-- START Data for this exercise --
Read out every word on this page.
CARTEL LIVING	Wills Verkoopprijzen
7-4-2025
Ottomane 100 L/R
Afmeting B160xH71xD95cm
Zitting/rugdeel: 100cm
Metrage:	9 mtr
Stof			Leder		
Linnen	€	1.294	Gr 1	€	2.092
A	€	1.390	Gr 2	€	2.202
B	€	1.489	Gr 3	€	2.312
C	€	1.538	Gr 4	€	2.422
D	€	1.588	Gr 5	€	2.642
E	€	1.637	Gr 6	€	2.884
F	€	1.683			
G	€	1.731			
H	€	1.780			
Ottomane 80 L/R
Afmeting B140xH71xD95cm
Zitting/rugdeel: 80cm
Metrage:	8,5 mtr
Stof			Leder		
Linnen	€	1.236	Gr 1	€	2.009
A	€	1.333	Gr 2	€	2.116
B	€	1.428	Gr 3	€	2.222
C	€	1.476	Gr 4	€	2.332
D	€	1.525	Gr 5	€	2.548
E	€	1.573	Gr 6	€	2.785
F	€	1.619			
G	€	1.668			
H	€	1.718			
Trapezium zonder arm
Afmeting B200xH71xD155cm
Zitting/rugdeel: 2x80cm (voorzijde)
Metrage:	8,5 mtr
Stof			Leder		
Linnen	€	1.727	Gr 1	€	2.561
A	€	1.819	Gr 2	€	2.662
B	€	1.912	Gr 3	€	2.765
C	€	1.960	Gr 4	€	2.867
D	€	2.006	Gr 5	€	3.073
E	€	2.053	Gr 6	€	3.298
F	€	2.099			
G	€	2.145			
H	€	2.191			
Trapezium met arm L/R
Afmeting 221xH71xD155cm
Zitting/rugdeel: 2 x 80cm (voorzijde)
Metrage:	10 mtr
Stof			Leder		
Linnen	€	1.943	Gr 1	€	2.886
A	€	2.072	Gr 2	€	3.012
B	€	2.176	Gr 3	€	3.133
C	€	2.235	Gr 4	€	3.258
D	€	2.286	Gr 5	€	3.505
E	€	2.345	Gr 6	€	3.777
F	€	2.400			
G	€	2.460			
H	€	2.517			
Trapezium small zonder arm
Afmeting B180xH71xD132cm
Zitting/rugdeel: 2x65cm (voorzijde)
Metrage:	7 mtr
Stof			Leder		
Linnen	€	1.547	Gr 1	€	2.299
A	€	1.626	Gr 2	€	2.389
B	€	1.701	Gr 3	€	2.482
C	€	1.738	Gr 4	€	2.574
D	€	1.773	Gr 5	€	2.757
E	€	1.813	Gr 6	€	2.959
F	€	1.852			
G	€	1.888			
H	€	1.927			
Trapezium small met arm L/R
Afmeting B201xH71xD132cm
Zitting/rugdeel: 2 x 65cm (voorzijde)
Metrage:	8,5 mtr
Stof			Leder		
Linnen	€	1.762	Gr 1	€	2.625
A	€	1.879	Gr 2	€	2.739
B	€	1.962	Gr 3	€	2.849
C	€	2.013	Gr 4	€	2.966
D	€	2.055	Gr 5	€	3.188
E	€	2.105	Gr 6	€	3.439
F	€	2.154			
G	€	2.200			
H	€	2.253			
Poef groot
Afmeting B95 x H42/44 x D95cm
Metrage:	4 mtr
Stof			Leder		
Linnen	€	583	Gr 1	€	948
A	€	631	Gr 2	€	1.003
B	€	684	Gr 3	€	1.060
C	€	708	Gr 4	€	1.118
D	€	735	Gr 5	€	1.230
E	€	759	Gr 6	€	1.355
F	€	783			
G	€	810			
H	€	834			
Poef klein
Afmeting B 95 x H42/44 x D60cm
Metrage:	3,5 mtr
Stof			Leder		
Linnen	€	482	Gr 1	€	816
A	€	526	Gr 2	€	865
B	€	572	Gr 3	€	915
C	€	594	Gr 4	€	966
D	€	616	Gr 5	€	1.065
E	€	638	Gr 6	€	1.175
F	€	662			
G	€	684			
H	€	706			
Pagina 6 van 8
-- END Data for this exercise --
### What to work on
Read through the data and copy every line where "rugdeel" shows up.

### Solution for this exercise
Zitting/rugdeel: 100cm
Zitting/rugdeel: 80cm
Zitting/rugdeel: 2x80cm (voorzijde)
Zitting/rugdeel: 2 x 80cm (voorzijde)
Zitting/rugdeel: 2x65cm (voorzijde)
Zitting/rugdeel: 2 x 65cm (voorzijde)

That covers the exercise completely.